▶
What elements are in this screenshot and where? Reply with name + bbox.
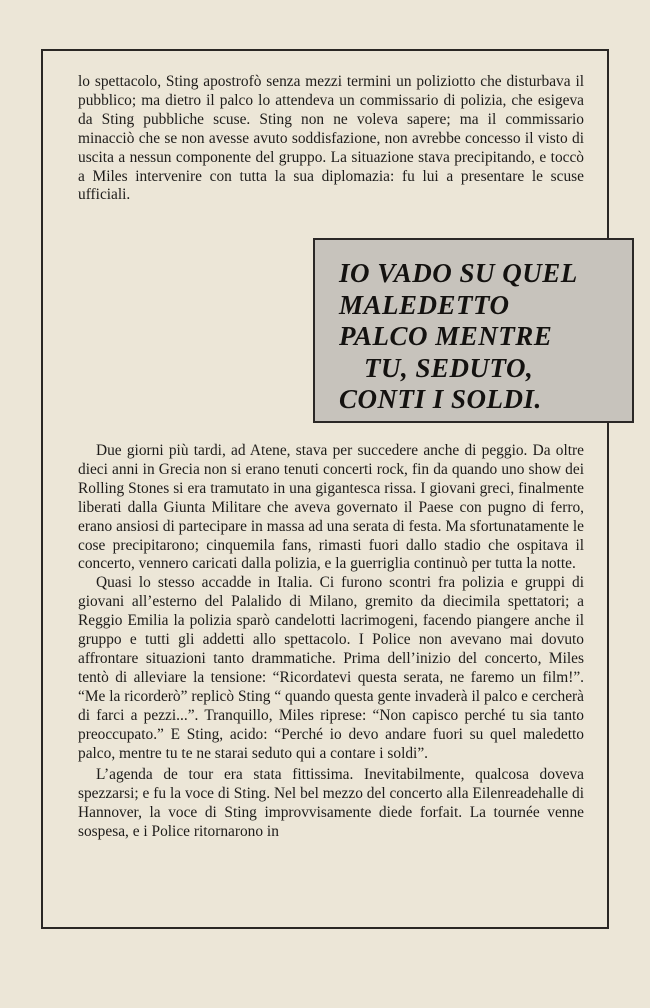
paragraph-athens: Due giorni più tardi, ad Atene, stava per succedere anche di peggio. Da oltre dieci anni in Grecia non si erano tenuti concerti rock, fin da quando uno show dei Rolling Stones si era tramutato in una gigantesca rissa. I giovani greci, finalmente liberati dalla Giunta Militare che aveva governato il Paese con pugno di ferro, erano ansiosi di partecipare in massa ad una serata di festa. Ma sfortunatamente le cose precipitarono; cinquemila fans, rimasti fuori dallo stadio che ospitava il concerto, vennero caricati dalla polizia, e la guerriglia continuò per tutta la notte. xyxy=(78,442,584,573)
pull-quote-line: CONTI I SOLDI. xyxy=(339,384,542,414)
pull-quote-box xyxy=(313,238,634,423)
text-block-bottom xyxy=(78,442,584,842)
pull-quote-line: TU, SEDUTO, xyxy=(364,352,534,383)
pull-quote-line: IO VADO SU QUEL xyxy=(339,258,578,288)
paragraph-top: lo spettacolo, Sting apostrofò senza mezzi termini un poliziotto che disturbava il pubblico; ma dietro il palco lo attendeva un commissario di polizia, che esigeva da Sting pubbliche scuse. Sting non ne voleva sapere; ma il commissario minacciò che se non avesse avuto soddisfazione, non avrebbe concesso il visto di uscita a nessun componente del gruppo. La situazione stava precipitando, e toccò a Miles intervenire con tutta la sua diplomazia: fu lui a presentare le scuse ufficiali. xyxy=(78,73,584,204)
paragraph-italy: Quasi lo stesso accadde in Italia. Ci furono scontri fra polizia e gruppi di giovani all’esterno del Palalido di Milano, gremito da diecimila spettatori; a Reggio Emilia la polizia sparò candelotti lacrimogeni, facendo piangere anche il gruppo e tutti gli addetti allo spettacolo. I Police non avevano mai dovuto affrontare situazioni tanto drammatiche. Prima dell’inizio del concerto, Miles tentò di alleviare la tensione: “Ricordatevi questa serata, ne faremo un film!”. “Me la ricorderò” replicò Sting “ quando questa gente invaderà il palco e cercherà di farci a pezzi...”. Tranquillo, Miles riprese: “Non capisco perché tu sia tanto preoccupato.” E Sting, acido: “Perché io devo andare fuori su quel maledetto palco, mentre tu te ne starai seduto qui a contare i soldi”. xyxy=(78,574,584,762)
pull-quote-line: PALCO MENTRE xyxy=(339,321,553,351)
paragraph-tour: L’agenda de tour era stata fittissima. Inevitabilmente, qualcosa doveva spezzarsi; e fu la voce di Sting. Nel bel mezzo del concerto alla Eilenreadehalle di Hannover, la voce di Sting improvvisamente diede forfait. La tournée venne sospesa, e i Police ritornarono in xyxy=(78,766,584,841)
text-block-top xyxy=(78,73,584,205)
pull-quote-line: MALEDETTO xyxy=(339,289,510,320)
◀
• **What you are asked to do**:
Show each line of the material above that contains the word "Miles".

• **Written response**:
paragraph-top: lo spettacolo, Sting apostrofò senza mezzi termini un poliziotto che disturbava il pubblico; ma dietro il palco lo attendeva un commissario di polizia, che esigeva da Sting pubbliche scuse. Sting non ne voleva sapere; ma il commissario minacciò che se non avesse avuto soddisfazione, non avrebbe concesso il visto di uscita a nessun componente del gruppo. La situazione stava precipitando, e toccò a Miles intervenire con tutta la sua diplomazia: fu lui a presentare le scuse ufficiali. xyxy=(78,73,584,204)
paragraph-italy: Quasi lo stesso accadde in Italia. Ci furono scontri fra polizia e gruppi di giovani all’esterno del Palalido di Milano, gremito da diecimila spettatori; a Reggio Emilia la polizia sparò candelotti lacrimogeni, facendo piangere anche il gruppo e tutti gli addetti allo spettacolo. I Police non avevano mai dovuto affrontare situazioni tanto drammatiche. Prima dell’inizio del concerto, Miles tentò di alleviare la tensione: “Ricordatevi questa serata, ne faremo un film!”. “Me la ricorderò” replicò Sting “ quando questa gente invaderà il palco e cercherà di farci a pezzi...”. Tranquillo, Miles riprese: “Non capisco perché tu sia tanto preoccupato.” E Sting, acido: “Perché io devo andare fuori su quel maledetto palco, mentre tu te ne starai seduto qui a contare i soldi”. xyxy=(78,574,584,762)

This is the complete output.